• Document segment:
------
Ask about their specific project needs and customize accordingly.

Step 6: Implement Pre-commit Checks

Suggest using tools to prevent future accidents:

Option 1: git-secrets

# Install git-secrets
# macOS
brew install git-secrets

# Configure for repo
git secrets --install
git secrets --register-aws

Option 2: detect-secrets

pip install detect-secrets
detect-secrets scan > .secrets.baseline

Offer to help set these up.

Step 7: Verify Removal

After cleanup, verify the sensitive data is gone:

git log --all --full-history -- <path-to-file>

Should show no commits.

Search for the sensitive string in history:

git log -S "sensitive-string" --all

Should return no results.

Step 8: Final Checklist

Confirm with user they've completed:

• [ ] Rotated/changed all exposed credentials
• [ ] Removed sensitive files from Git history
• [ ] Added files to .gitignore
• [ ] Pushed the cleanup (if applicable)
• [ ] Verified removal with git log
• [ ] Set up pre-commit hooks (optional)
• [ ] Documented which credentials were exposed for their records

Ongoing Support and Follow-up

After completing any solution workflow:

1. Verify Success: Ask user to confirm the problem is resolved
2. Test the Solution: Encourage them to test the operation that was failing
3. Provide Resources: Share relevant GitHub documentation links
4. Offer Additional Help: Ask if they have other GitHub-related questions
5. Teach Prevention: Share best practices to avoid the issue in the future

Additional Troubleshooting

If the user's issue doesn't fit the 5 main scenarios or solution didn't work:

Common Additional Issues

Permission Denied Errors:

• Check repository access permissions on GitHub
• Verify correct username/organization
• Confirm repository exists and URL is correct

"Repository not found" Errors:

• Verify repository URL spelling
• Check if repository is private (requires authentication)
• Confirm user has access to the repository

Detached HEAD State:

• Explain what detached HEAD means
• Guide back to branch: git checkout main

Large File Errors:

• Explain GitHub's file size limits (100MB)
• Suggest Git LFS for large files
• Help remove large files if needed

Untracked Files Overwrite Errors:

• Use git stash to save local changes
• Pull, then apply stash: git stash pop

For any issue, maintain the diagnostic approach:

1. Ask for exact error message
2. Check current state with git status
3. Understand what they were trying to do
4. Provide step-by-step solution
5. Verify resolution

Best Practices for This Skill

Tone:

• Patient and encouraging - users are learning
• Non-judgmental about mistakes (everyone makes them)
------
• Record set:
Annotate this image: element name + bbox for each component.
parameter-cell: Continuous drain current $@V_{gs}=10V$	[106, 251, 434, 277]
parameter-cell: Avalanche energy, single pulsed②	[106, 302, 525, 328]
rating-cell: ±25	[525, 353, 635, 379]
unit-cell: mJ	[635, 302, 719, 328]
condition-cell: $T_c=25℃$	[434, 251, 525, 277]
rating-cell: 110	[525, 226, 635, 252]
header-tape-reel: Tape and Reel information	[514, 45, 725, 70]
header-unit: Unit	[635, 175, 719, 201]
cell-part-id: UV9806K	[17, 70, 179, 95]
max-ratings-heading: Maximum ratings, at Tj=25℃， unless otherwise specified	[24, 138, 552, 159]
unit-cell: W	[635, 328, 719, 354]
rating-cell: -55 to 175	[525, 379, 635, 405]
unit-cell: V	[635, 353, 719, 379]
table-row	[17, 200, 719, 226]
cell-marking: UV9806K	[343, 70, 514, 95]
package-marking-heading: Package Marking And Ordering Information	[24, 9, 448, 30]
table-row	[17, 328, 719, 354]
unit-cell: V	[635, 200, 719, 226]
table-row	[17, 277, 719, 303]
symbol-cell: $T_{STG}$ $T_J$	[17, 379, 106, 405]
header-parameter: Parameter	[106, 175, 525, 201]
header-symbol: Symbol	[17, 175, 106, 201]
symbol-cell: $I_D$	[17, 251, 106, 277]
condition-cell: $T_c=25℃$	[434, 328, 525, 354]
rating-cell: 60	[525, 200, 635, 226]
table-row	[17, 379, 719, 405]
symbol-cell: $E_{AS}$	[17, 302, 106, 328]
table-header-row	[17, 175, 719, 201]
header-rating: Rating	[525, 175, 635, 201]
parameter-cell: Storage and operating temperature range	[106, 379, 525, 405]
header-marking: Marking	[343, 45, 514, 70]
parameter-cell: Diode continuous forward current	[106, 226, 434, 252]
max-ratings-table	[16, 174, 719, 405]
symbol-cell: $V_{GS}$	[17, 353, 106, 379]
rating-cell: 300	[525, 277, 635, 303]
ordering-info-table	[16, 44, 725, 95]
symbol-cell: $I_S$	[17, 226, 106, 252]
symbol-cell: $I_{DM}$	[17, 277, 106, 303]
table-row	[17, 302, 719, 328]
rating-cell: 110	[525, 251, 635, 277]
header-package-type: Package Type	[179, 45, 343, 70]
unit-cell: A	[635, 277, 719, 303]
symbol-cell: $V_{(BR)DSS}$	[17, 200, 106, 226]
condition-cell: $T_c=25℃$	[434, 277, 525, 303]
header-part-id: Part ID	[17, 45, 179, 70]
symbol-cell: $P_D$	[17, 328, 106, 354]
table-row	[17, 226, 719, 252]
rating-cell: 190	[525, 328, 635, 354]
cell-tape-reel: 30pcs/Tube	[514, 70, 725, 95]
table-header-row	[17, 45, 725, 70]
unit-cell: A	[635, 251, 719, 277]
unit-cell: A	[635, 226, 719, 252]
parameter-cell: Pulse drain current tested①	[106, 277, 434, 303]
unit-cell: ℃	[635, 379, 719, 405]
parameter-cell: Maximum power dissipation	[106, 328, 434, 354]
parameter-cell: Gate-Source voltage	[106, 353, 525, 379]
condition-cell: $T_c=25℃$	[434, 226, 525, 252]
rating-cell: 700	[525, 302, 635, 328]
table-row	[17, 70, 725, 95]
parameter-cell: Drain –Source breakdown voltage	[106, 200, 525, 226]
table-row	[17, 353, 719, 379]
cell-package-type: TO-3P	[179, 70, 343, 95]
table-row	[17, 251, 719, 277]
------
• Explore the material:
**1.** Name every issue heading listed under "Common Additional Issues" in the Git troubleshooting guide.
**2.** Rewrite the part of the Git troubleshooting guide that opens with the words containing "pip install detect-secrets" and closes with "show no commits.", substituting "purge" for "cleanup".
The records play no part in this work.

• Answers for each item:
**1.**
- Permission Denied Errors
- "Repository not found" Errors
- Detached HEAD State
- Large File Errors
- Untracked Files Overwrite Errors

**2.**
pip install detect-secrets
detect-secrets scan > .secrets.baseline

Offer to help set these up.

Step 7: Verify Removal

After purge, verify the sensitive data is gone:

git log --all --full-history -- <path-to-file>

Should show no commits.